Task:
Narrow the data below down to the lines containing "输入光标总长度".

Extracted information:
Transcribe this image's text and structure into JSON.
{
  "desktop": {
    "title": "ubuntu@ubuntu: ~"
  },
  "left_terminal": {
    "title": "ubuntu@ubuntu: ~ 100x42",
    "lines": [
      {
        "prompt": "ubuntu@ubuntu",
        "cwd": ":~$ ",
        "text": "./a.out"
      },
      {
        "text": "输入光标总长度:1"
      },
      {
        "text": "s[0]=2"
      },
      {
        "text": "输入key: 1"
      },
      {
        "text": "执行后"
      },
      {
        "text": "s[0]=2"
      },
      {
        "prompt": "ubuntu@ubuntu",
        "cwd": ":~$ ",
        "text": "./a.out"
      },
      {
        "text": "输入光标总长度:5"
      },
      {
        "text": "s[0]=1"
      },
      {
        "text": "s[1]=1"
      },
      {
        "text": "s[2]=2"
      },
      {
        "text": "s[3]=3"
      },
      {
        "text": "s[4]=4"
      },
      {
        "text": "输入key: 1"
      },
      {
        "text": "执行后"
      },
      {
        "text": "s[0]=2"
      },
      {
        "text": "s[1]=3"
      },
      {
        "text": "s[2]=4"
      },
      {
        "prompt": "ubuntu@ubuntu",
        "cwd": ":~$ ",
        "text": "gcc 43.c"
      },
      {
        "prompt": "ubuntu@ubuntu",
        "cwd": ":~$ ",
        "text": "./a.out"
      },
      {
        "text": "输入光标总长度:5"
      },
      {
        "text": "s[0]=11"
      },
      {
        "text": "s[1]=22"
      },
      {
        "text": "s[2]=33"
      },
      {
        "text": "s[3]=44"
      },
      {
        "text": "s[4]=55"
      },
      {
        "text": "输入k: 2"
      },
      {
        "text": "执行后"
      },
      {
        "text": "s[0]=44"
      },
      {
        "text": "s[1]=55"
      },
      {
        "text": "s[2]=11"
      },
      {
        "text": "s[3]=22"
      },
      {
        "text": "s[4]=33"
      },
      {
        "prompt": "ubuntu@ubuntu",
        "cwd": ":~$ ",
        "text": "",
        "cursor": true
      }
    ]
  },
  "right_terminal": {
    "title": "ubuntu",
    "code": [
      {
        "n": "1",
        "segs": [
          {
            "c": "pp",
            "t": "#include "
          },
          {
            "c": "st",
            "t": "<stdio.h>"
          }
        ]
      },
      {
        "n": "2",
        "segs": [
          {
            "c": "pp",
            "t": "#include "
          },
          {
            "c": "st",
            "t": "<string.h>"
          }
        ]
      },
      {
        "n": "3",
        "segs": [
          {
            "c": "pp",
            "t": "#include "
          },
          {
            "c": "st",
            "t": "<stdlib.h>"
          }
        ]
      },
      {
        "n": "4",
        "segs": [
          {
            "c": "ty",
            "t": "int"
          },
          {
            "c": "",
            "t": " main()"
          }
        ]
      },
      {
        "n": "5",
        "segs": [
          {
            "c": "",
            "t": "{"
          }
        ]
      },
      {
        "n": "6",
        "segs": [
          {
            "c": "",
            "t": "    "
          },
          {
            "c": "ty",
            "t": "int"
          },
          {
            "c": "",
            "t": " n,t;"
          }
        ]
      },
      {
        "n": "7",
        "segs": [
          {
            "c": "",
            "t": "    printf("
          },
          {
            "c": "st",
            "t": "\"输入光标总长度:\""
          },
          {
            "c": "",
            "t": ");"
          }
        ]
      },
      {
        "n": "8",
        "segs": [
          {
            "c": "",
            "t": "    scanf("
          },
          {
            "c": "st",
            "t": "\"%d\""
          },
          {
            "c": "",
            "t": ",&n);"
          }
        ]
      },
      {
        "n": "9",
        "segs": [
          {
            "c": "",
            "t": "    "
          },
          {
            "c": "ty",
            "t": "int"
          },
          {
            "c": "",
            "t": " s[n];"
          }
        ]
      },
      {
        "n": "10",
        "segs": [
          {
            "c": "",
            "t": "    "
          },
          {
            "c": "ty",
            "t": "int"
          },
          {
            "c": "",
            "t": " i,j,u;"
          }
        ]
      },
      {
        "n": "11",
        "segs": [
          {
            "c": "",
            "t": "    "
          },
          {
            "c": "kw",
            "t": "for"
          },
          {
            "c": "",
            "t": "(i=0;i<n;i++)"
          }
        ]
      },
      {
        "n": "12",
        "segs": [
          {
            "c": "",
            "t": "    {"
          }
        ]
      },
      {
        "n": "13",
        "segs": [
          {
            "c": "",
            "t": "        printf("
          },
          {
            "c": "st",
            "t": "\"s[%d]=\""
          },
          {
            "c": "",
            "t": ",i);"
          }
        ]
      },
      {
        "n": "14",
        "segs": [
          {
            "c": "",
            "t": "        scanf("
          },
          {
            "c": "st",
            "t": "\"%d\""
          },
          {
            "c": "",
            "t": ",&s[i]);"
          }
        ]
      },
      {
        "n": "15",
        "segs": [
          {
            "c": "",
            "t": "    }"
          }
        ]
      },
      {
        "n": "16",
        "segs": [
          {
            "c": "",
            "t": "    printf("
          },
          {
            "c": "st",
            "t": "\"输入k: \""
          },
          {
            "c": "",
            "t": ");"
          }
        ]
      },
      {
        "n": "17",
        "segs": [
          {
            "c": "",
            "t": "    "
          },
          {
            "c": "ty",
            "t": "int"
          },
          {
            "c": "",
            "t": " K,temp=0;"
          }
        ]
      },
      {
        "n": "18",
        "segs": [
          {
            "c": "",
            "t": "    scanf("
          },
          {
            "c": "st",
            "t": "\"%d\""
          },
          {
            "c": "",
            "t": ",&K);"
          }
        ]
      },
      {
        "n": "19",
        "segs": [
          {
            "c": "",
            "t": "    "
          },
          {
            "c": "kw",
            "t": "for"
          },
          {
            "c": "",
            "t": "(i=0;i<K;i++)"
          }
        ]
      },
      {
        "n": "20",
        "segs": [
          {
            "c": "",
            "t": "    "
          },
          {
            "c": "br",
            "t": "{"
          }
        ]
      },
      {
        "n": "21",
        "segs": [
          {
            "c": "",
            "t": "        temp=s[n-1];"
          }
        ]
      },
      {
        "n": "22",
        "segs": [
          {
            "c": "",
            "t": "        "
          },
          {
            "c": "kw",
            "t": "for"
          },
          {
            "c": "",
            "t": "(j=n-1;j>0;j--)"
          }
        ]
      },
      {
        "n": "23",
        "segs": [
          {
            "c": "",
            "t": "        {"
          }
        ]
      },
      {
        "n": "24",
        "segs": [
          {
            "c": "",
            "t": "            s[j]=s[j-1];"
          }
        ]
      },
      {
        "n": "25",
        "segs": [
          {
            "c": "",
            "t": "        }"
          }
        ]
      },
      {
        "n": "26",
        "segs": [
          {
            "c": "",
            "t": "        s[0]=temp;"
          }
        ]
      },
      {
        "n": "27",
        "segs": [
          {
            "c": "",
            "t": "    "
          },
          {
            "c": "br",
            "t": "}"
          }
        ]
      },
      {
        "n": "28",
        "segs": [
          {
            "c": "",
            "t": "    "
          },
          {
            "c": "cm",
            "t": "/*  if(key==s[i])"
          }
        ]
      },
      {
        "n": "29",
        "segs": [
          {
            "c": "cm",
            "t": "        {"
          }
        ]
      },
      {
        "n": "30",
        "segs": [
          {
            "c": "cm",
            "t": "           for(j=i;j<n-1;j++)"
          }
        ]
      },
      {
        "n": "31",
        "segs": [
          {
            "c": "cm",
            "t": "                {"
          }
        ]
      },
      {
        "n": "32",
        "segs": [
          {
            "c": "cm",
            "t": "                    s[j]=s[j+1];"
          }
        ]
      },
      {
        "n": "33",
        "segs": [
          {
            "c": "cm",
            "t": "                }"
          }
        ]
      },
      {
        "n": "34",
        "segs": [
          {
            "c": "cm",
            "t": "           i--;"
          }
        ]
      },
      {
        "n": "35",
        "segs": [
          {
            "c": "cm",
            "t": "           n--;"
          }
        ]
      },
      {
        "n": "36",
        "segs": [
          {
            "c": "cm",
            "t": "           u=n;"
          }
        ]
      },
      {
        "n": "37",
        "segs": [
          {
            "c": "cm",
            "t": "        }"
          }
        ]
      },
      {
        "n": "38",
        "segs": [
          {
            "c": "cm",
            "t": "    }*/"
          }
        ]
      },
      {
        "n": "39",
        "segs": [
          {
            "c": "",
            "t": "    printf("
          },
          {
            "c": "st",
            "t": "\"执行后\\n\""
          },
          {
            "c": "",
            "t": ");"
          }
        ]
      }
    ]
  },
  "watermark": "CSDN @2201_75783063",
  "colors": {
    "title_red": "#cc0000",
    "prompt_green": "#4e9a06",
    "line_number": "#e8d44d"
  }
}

Answer to this problem:
        "text": "输入光标总长度:1"
        "text": "输入光标总长度:5"
        "text": "输入光标总长度:5"
            "t": "\"输入光标总长度:\""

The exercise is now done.